Copy every entry exactly as given, minus the images.

■ RECORDED DATA
-------

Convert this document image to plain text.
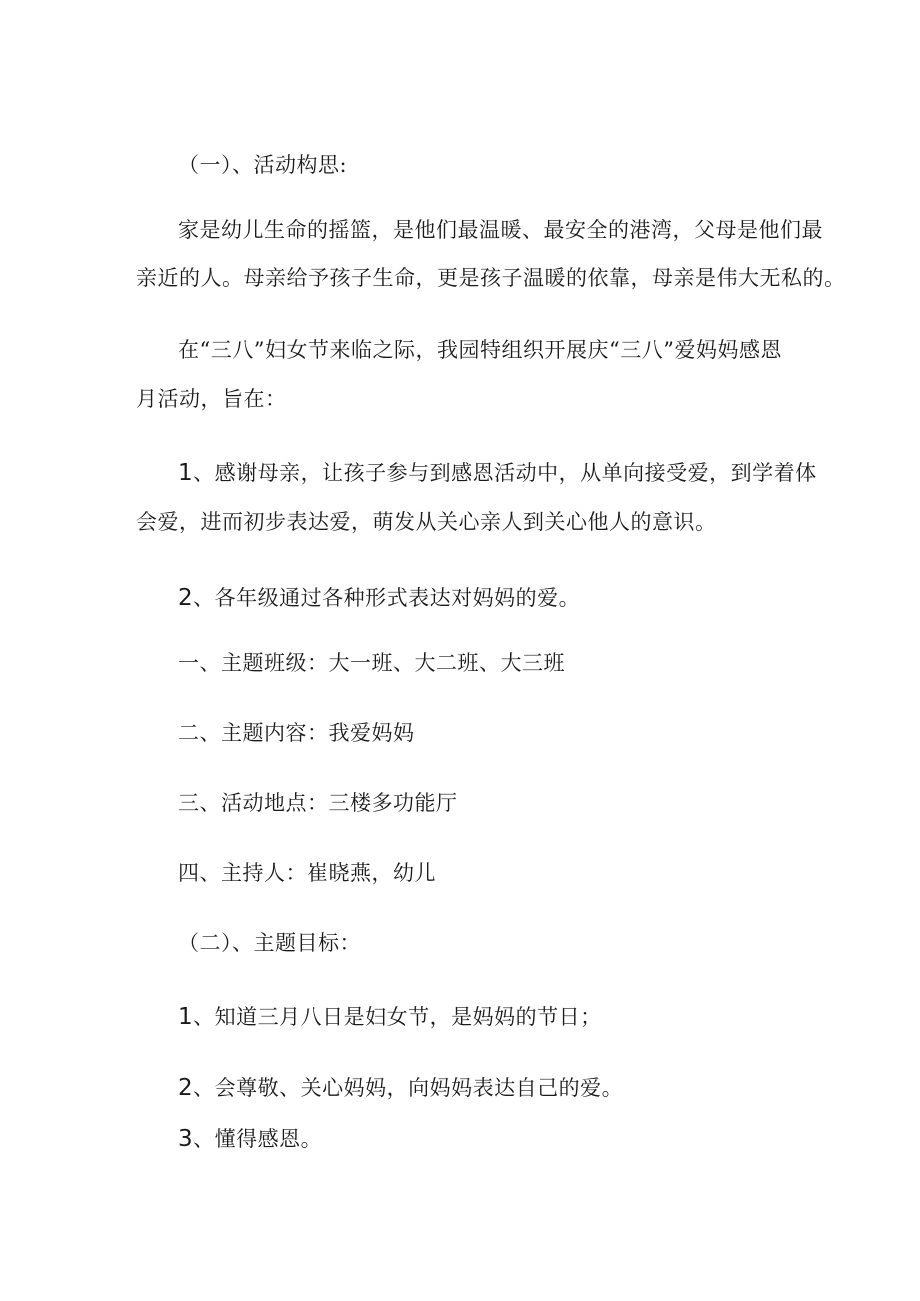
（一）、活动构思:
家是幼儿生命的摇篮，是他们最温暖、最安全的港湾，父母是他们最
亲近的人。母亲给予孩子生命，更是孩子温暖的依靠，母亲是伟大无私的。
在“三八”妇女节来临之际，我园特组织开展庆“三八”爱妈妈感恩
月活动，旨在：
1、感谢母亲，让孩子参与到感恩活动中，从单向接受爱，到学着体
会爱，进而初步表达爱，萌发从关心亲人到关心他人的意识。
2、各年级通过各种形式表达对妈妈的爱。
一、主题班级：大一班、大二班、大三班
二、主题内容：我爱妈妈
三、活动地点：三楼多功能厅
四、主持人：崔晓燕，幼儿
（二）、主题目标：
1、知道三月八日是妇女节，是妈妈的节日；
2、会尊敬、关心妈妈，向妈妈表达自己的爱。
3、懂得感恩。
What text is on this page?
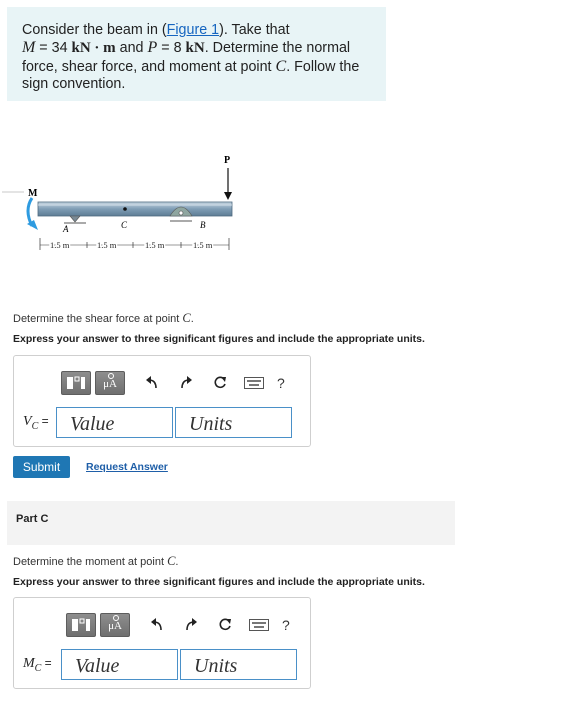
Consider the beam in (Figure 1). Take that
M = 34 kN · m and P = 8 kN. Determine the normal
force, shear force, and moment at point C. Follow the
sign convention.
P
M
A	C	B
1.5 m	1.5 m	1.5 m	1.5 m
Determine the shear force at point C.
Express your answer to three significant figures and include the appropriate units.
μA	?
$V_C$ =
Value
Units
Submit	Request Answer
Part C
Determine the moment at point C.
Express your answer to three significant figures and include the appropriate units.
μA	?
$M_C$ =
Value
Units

-------

■ CORRECT RESULT
Convert this document image to plain text.
（一）、活动构思:
家是幼儿生命的摇篮，是他们最温暖、最安全的港湾，父母是他们最
亲近的人。母亲给予孩子生命，更是孩子温暖的依靠，母亲是伟大无私的。
在“三八”妇女节来临之际，我园特组织开展庆“三八”爱妈妈感恩
月活动，旨在：
1、感谢母亲，让孩子参与到感恩活动中，从单向接受爱，到学着体
会爱，进而初步表达爱，萌发从关心亲人到关心他人的意识。
2、各年级通过各种形式表达对妈妈的爱。
一、主题班级：大一班、大二班、大三班
二、主题内容：我爱妈妈
三、活动地点：三楼多功能厅
四、主持人：崔晓燕，幼儿
（二）、主题目标：
1、知道三月八日是妇女节，是妈妈的节日；
2、会尊敬、关心妈妈，向妈妈表达自己的爱。
3、懂得感恩。
What text is on this page?
Consider the beam in (Figure 1). Take that
M = 34 kN · m and P = 8 kN. Determine the normal
force, shear force, and moment at point C. Follow the
sign convention.
P
M
A	C	B
1.5 m	1.5 m	1.5 m	1.5 m
Determine the shear force at point C.
Express your answer to three significant figures and include the appropriate units.
μA	?
$V_C$ =
Value
Units
Submit	Request Answer
Part C
Determine the moment at point C.
Express your answer to three significant figures and include the appropriate units.
μA	?
$M_C$ =
Value
Units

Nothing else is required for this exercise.